Más allá de los países nórdicos, la generalización del Estado del Bienestar llegó tras la Segunda Guerra Mundial. En países como Francia e Italia la resistencia contra la ocupación nazi la habían protagonizado los comunistas. En una de las películas del cura Don Camilo se descubre que alguien del pueblo había escondido en un granero un carro de combate M-24 robado durante la Segunda Guerra Mundial para hacer la revolución cuando acabara la guerra. La situación de pobreza era tan generalizada en Alemania que el arzobizpo de Colonia, Josef Frings, aprobó robar por necesidad. Así que existía el temor a que la clase obrera europea considerase la Unión Soviética un modelo a seguir, aunque sólo fuera porque no se tenía verdadera consciencia de los horrores soviéticos. Del consenso compartido de que a la clase obrera se le debía proveer de un educación, salud y derechos laborales surgió el modelo bipartidista donde social-demócratas y demócrata-cristianos se alternaron o compartieron gobiernos durante décadas en muchos países europeos. Aquel período se conoce en Francia como los 30 años gloriosos, que coincide con el «milagro económico» alemán. Es la era en que la clase obrera accede al consumo masivo, alejando el espectro de la revolución.

Tarea A:
Según el fragmento sobre el Estado del Bienestar, ¿con qué nombre se conoce en Francia aquel período?
Tarea B:
Reproduzca las líneas del listado desde la que contiene "y-tick-exponent: 6 bbox=[172, 274, 187, 302]" hasta la que contiene "Localize each UI", ambas incluidas, y sustituya en ellas "plot-frame" por "plot-border" sin alterar nada más.

Datos extraídos:
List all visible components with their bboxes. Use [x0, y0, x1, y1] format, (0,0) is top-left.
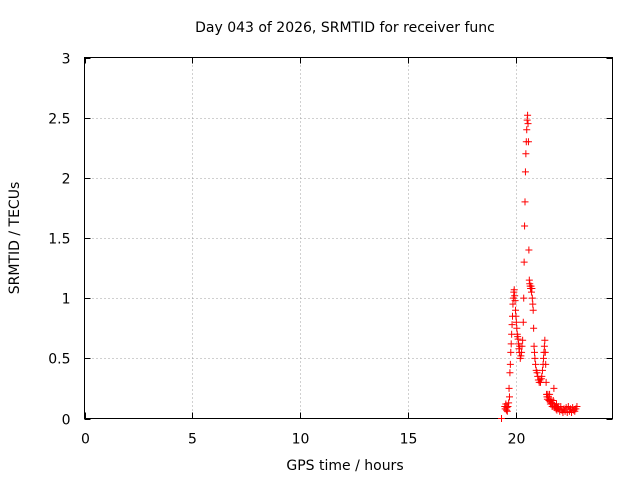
data-point [541, 336, 549, 344]
data-point [524, 120, 532, 128]
y-axis-label: SRMTID / TECUs [7, 182, 23, 295]
data-point [503, 407, 511, 415]
data-point [538, 372, 546, 380]
y-tick-label: 2 [62, 172, 71, 188]
data-point [531, 354, 539, 362]
data-point [550, 384, 558, 392]
data-point [520, 258, 528, 266]
data-point [507, 340, 515, 348]
data-point [521, 198, 529, 206]
data-point [529, 306, 537, 314]
data-point [512, 318, 520, 326]
data-point [510, 286, 518, 294]
data-point [505, 399, 513, 407]
data-point [573, 402, 581, 410]
data-point [505, 393, 513, 401]
axis-ticks [84, 57, 613, 420]
data-point [509, 300, 517, 308]
grid-lines [84, 57, 613, 419]
y-tick-label: 1 [62, 292, 71, 308]
y-tick-label: 2.5 [48, 112, 70, 128]
x-tick-label: 20 [508, 432, 526, 448]
data-point [546, 390, 554, 398]
data-point [529, 300, 537, 308]
data-point [528, 294, 536, 302]
data-point [538, 366, 546, 374]
data-point [554, 404, 562, 412]
data-point [530, 342, 538, 350]
y-tick-label: 0.5 [48, 352, 70, 368]
data-point [512, 306, 520, 314]
data-point [524, 138, 532, 146]
data-point [542, 378, 550, 386]
data-point [511, 297, 519, 305]
data-point [540, 342, 548, 350]
x-tick-label: 10 [292, 432, 310, 448]
data-point [530, 348, 538, 356]
data-point [524, 111, 532, 119]
data-point [519, 336, 527, 344]
data-point [505, 384, 513, 392]
data-point [507, 348, 515, 356]
data-point [532, 360, 540, 368]
data-point [530, 324, 538, 332]
data-point [508, 321, 516, 329]
x-axis-label: GPS time / hours [286, 458, 403, 474]
data-point [520, 294, 528, 302]
data-point [525, 246, 533, 254]
data-point [519, 318, 527, 326]
data-point [504, 402, 512, 410]
x-tick-label: 5 [188, 432, 197, 448]
data-point [518, 348, 526, 356]
data-point [523, 126, 531, 134]
data-point [549, 396, 557, 404]
data-points [498, 111, 581, 422]
data-point [540, 354, 548, 362]
data-point [521, 222, 529, 230]
data-point [541, 348, 549, 356]
data-point [506, 360, 514, 368]
data-point [513, 324, 521, 332]
data-point [521, 168, 529, 176]
x-tick-label: 15 [400, 432, 418, 448]
chart-title: Day 043 of 2026, SRMTID for receiver fun… [195, 20, 495, 36]
data-point [512, 312, 520, 320]
data-point [528, 285, 536, 293]
y-tick-label: 3 [62, 52, 71, 68]
y-tick-label: 1.5 [48, 232, 70, 248]
y-tick-labels: 0 0.5 1 1.5 2 2.5 3 [48, 52, 70, 429]
data-point [542, 360, 550, 368]
data-point [498, 415, 506, 422]
x-tick-label: 0 [81, 432, 90, 448]
x-tick-labels: 0 5 10 15 20 [81, 432, 525, 448]
data-point [506, 369, 514, 377]
data-point [522, 150, 530, 158]
y-tick-label: 0 [62, 413, 71, 429]
data-point [517, 352, 525, 360]
data-point [518, 342, 526, 350]
data-point [533, 369, 541, 377]
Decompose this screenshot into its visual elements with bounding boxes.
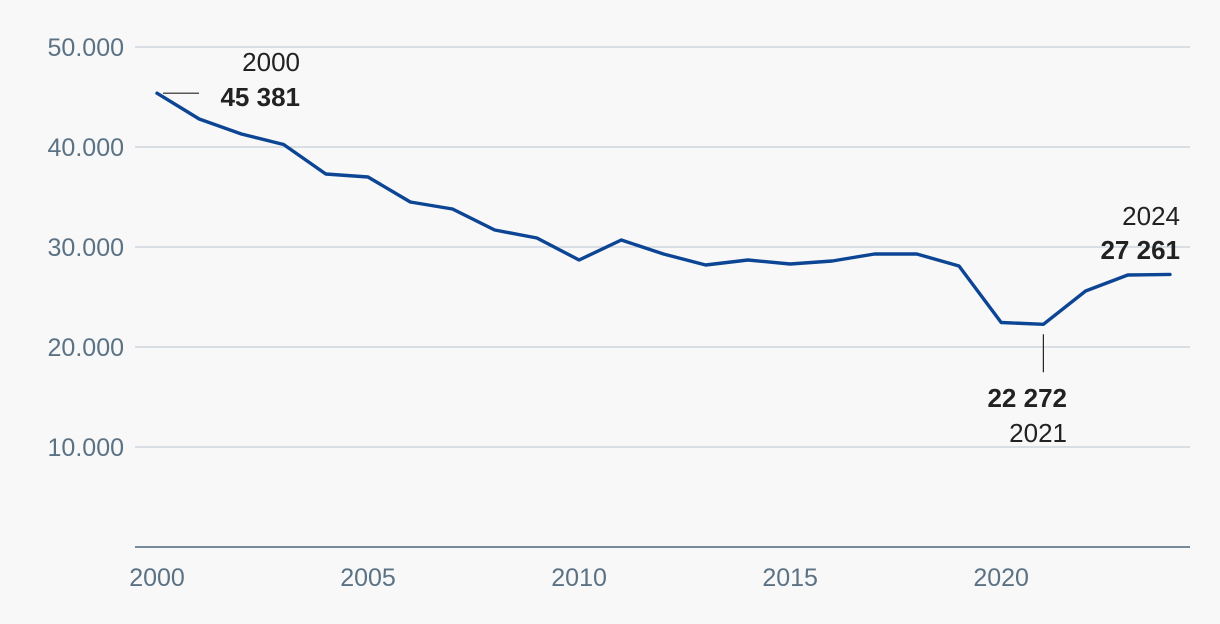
x-axis-ticks: 2000 2005 2010 2015 2020 bbox=[129, 564, 1029, 592]
x-tick-label-2005: 2005 bbox=[340, 564, 396, 592]
series-line bbox=[155, 91, 1172, 326]
gridlines bbox=[135, 46, 1190, 448]
y-tick-label-10000: 10.000 bbox=[48, 434, 124, 462]
annotation-value-2021: 22 272 bbox=[987, 383, 1067, 413]
y-tick-label-40000: 40.000 bbox=[48, 134, 124, 162]
annotation-year-2024: 2024 bbox=[1122, 201, 1180, 231]
y-tick-label-20000: 20.000 bbox=[48, 334, 124, 362]
annotation-year-2021: 2021 bbox=[1009, 418, 1067, 448]
x-tick-label-2015: 2015 bbox=[762, 564, 818, 592]
y-tick-label-50000: 50.000 bbox=[48, 34, 124, 62]
annotation-year-2000: 2000 bbox=[242, 47, 300, 77]
x-tick-label-2020: 2020 bbox=[973, 564, 1029, 592]
y-tick-label-30000: 30.000 bbox=[48, 234, 124, 262]
annotation-value-2000: 45 381 bbox=[220, 82, 300, 112]
x-tick-label-2010: 2010 bbox=[551, 564, 607, 592]
y-axis-ticks: 10.000 20.000 30.000 40.000 50.000 bbox=[48, 34, 124, 462]
annotation-value-2024: 27 261 bbox=[1100, 235, 1180, 265]
x-tick-label-2000: 2000 bbox=[129, 564, 185, 592]
annotations: 2000 45 381 22 272 2021 2024 27 261 bbox=[163, 47, 1180, 448]
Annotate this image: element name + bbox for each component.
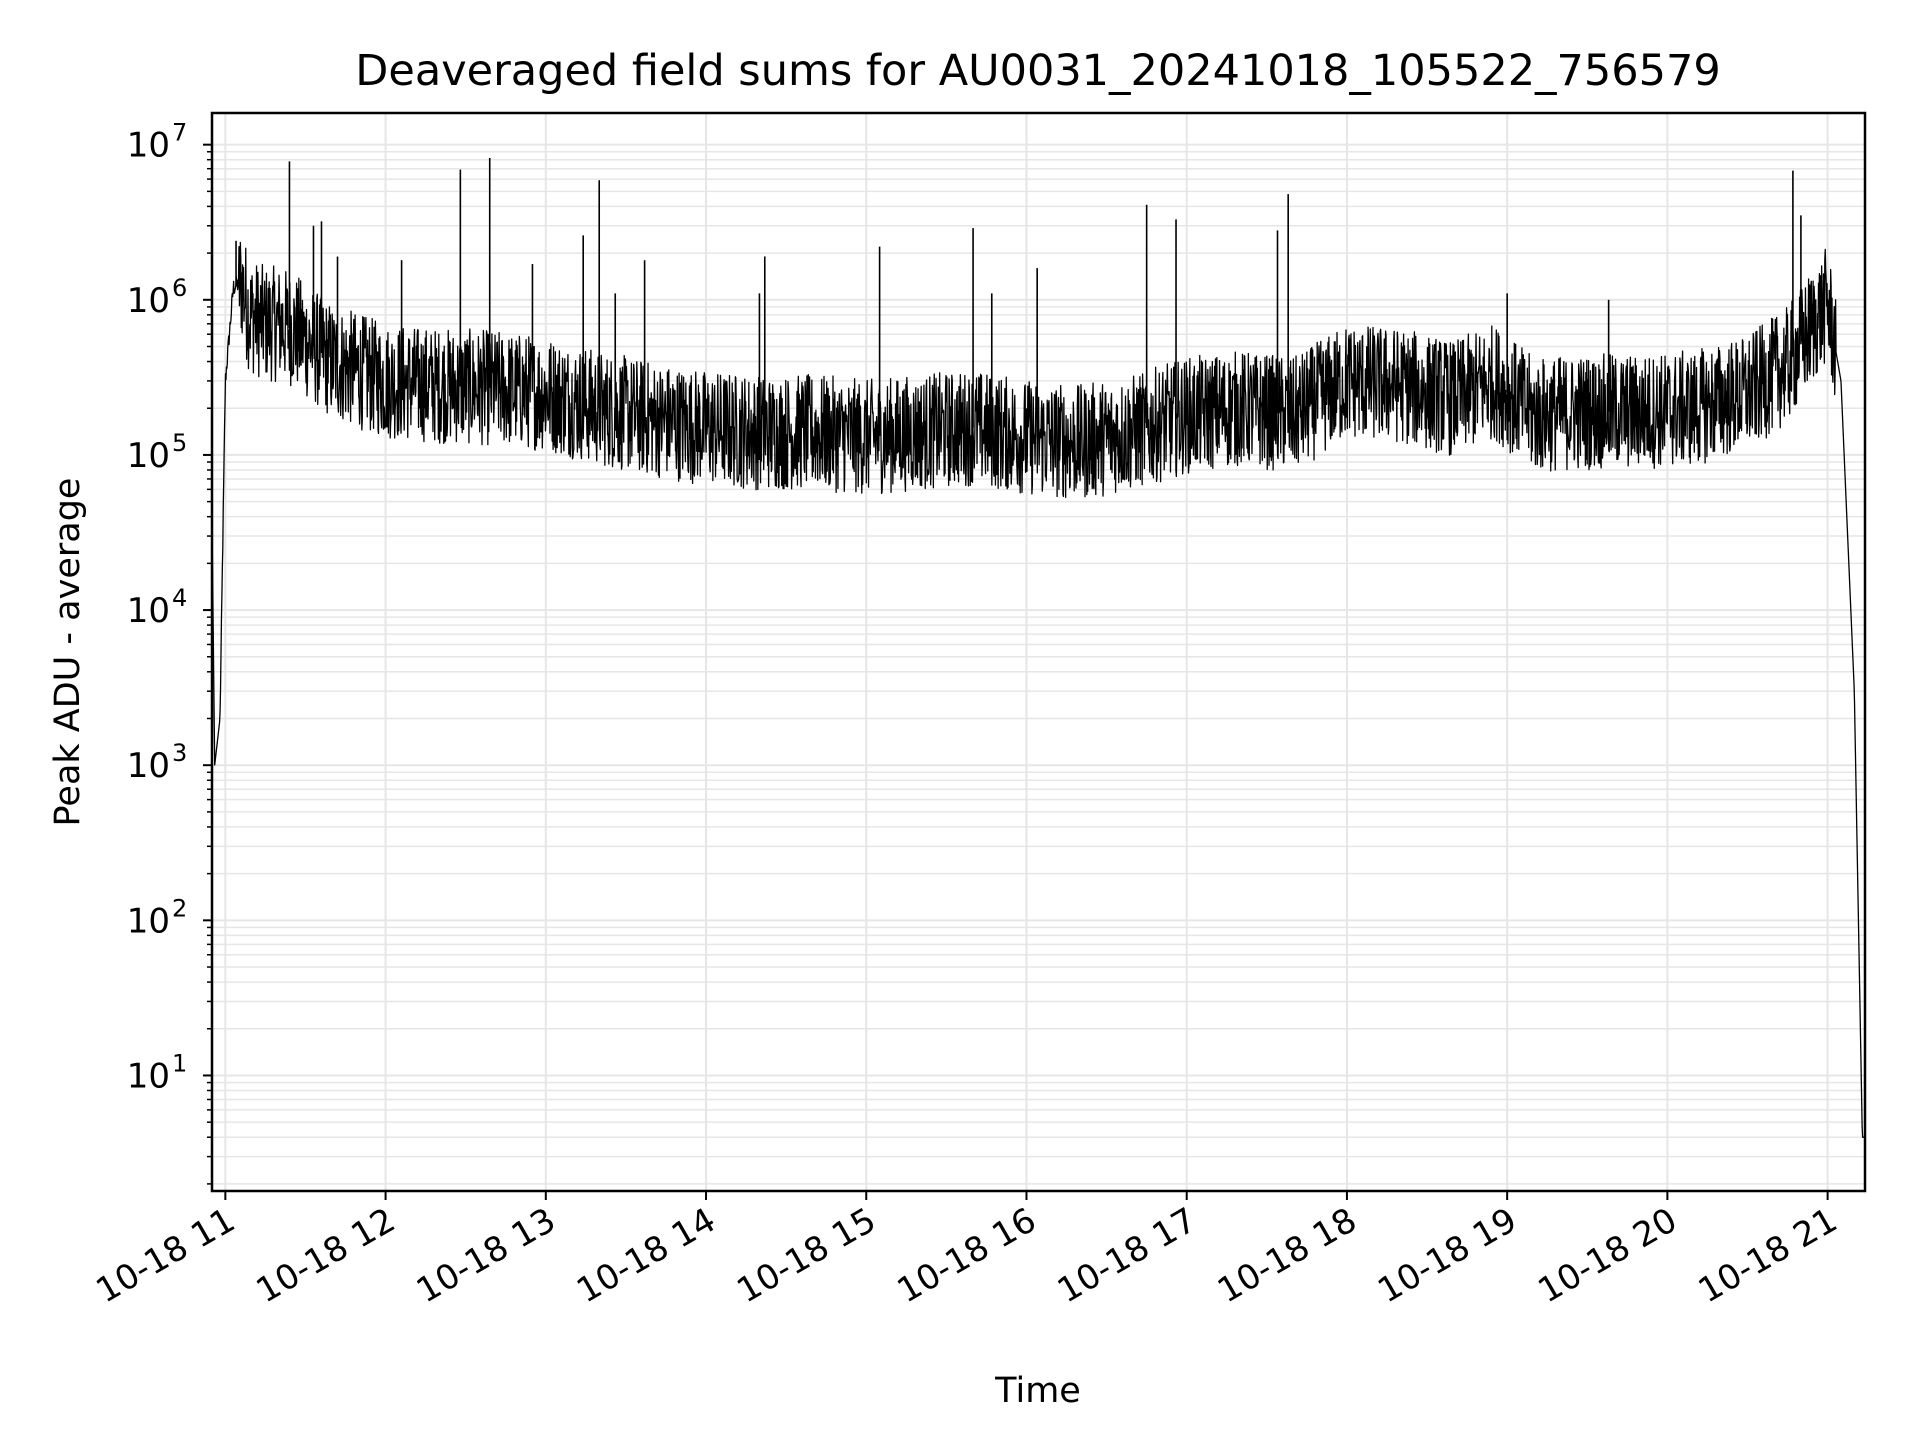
y-tick-exponent: 6 bbox=[172, 274, 187, 302]
y-tick-label: 10 bbox=[127, 746, 170, 786]
series-line bbox=[211, 241, 1866, 1138]
y-tick-exponent: 3 bbox=[172, 739, 187, 767]
y-tick-label: 10 bbox=[127, 901, 170, 941]
data-series bbox=[211, 158, 1866, 1138]
y-tick-label: 10 bbox=[127, 281, 170, 321]
grid-lines bbox=[212, 113, 1865, 1191]
x-axis-label: Time bbox=[994, 1371, 1081, 1411]
y-tick-exponent: 1 bbox=[172, 1049, 187, 1077]
y-tick-exponent: 4 bbox=[172, 584, 187, 612]
y-tick-label: 10 bbox=[127, 1056, 170, 1096]
y-tick-label: 10 bbox=[127, 591, 170, 631]
y-tick-label: 10 bbox=[127, 436, 170, 476]
chart-title: Deaveraged field sums for AU0031_2024101… bbox=[355, 46, 1720, 96]
y-tick-exponent: 5 bbox=[172, 429, 187, 457]
plot-frame bbox=[210, 111, 1867, 1193]
y-tick-exponent: 7 bbox=[172, 119, 187, 147]
y-tick-label: 10 bbox=[127, 126, 170, 166]
y-axis-label: Peak ADU - average bbox=[48, 478, 88, 827]
y-tick-exponent: 2 bbox=[172, 894, 187, 922]
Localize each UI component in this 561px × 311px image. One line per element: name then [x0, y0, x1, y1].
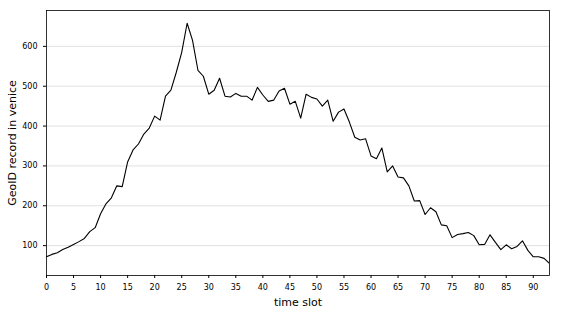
svg-text:5: 5	[71, 283, 76, 292]
svg-text:0: 0	[44, 283, 49, 292]
svg-text:35: 35	[231, 283, 241, 292]
svg-text:80: 80	[474, 283, 484, 292]
svg-text:50: 50	[312, 283, 322, 292]
svg-text:600: 600	[22, 42, 37, 51]
svg-text:time slot: time slot	[274, 296, 323, 309]
svg-text:30: 30	[204, 283, 214, 292]
svg-text:60: 60	[366, 283, 376, 292]
svg-text:10: 10	[95, 283, 105, 292]
svg-text:70: 70	[420, 283, 430, 292]
svg-text:55: 55	[339, 283, 349, 292]
svg-text:100: 100	[22, 241, 37, 250]
svg-text:40: 40	[258, 283, 268, 292]
svg-text:GeoID record in venice: GeoID record in venice	[6, 80, 19, 206]
svg-text:300: 300	[22, 161, 37, 170]
svg-text:15: 15	[123, 283, 133, 292]
svg-text:85: 85	[501, 283, 511, 292]
svg-text:500: 500	[22, 82, 37, 91]
svg-text:400: 400	[22, 122, 37, 131]
svg-text:90: 90	[528, 283, 538, 292]
svg-text:65: 65	[393, 283, 403, 292]
svg-text:20: 20	[150, 283, 160, 292]
svg-text:75: 75	[447, 283, 457, 292]
svg-text:25: 25	[177, 283, 187, 292]
svg-text:200: 200	[22, 201, 37, 210]
svg-text:45: 45	[285, 283, 295, 292]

Solución A:
Como los 30 años gloriosos.

Solución B:
y-tick-exponent: 6 bbox=[172, 274, 187, 302]
y-tick-label: 10 bbox=[127, 746, 170, 786]
series-line bbox=[211, 241, 1866, 1138]
y-tick-exponent: 3 bbox=[172, 739, 187, 767]
y-tick-label: 10 bbox=[127, 901, 170, 941]
data-series bbox=[211, 158, 1866, 1138]
y-tick-label: 10 bbox=[127, 281, 170, 321]
grid-lines bbox=[212, 113, 1865, 1191]
x-axis-label: Time bbox=[994, 1371, 1081, 1411]
y-tick-exponent: 1 bbox=[172, 1049, 187, 1077]
y-tick-exponent: 4 bbox=[172, 584, 187, 612]
y-tick-label: 10 bbox=[127, 1056, 170, 1096]
y-tick-label: 10 bbox=[127, 591, 170, 631]
y-tick-label: 10 bbox=[127, 436, 170, 476]
chart-title: Deaveraged field sums for AU0031_2024101… bbox=[355, 46, 1720, 96]
y-tick-exponent: 5 bbox=[172, 429, 187, 457]
plot-border bbox=[210, 111, 1867, 1193]
y-tick-exponent: 7 bbox=[172, 119, 187, 147]
y-tick-label: 10 bbox=[127, 126, 170, 166]
y-axis-label: Peak ADU - average bbox=[48, 478, 88, 827]
y-tick-exponent: 2 bbox=[172, 894, 187, 922]
Localize each UI component in this 561px × 311px image. One line per element: name then [x0, y0, x1, y1].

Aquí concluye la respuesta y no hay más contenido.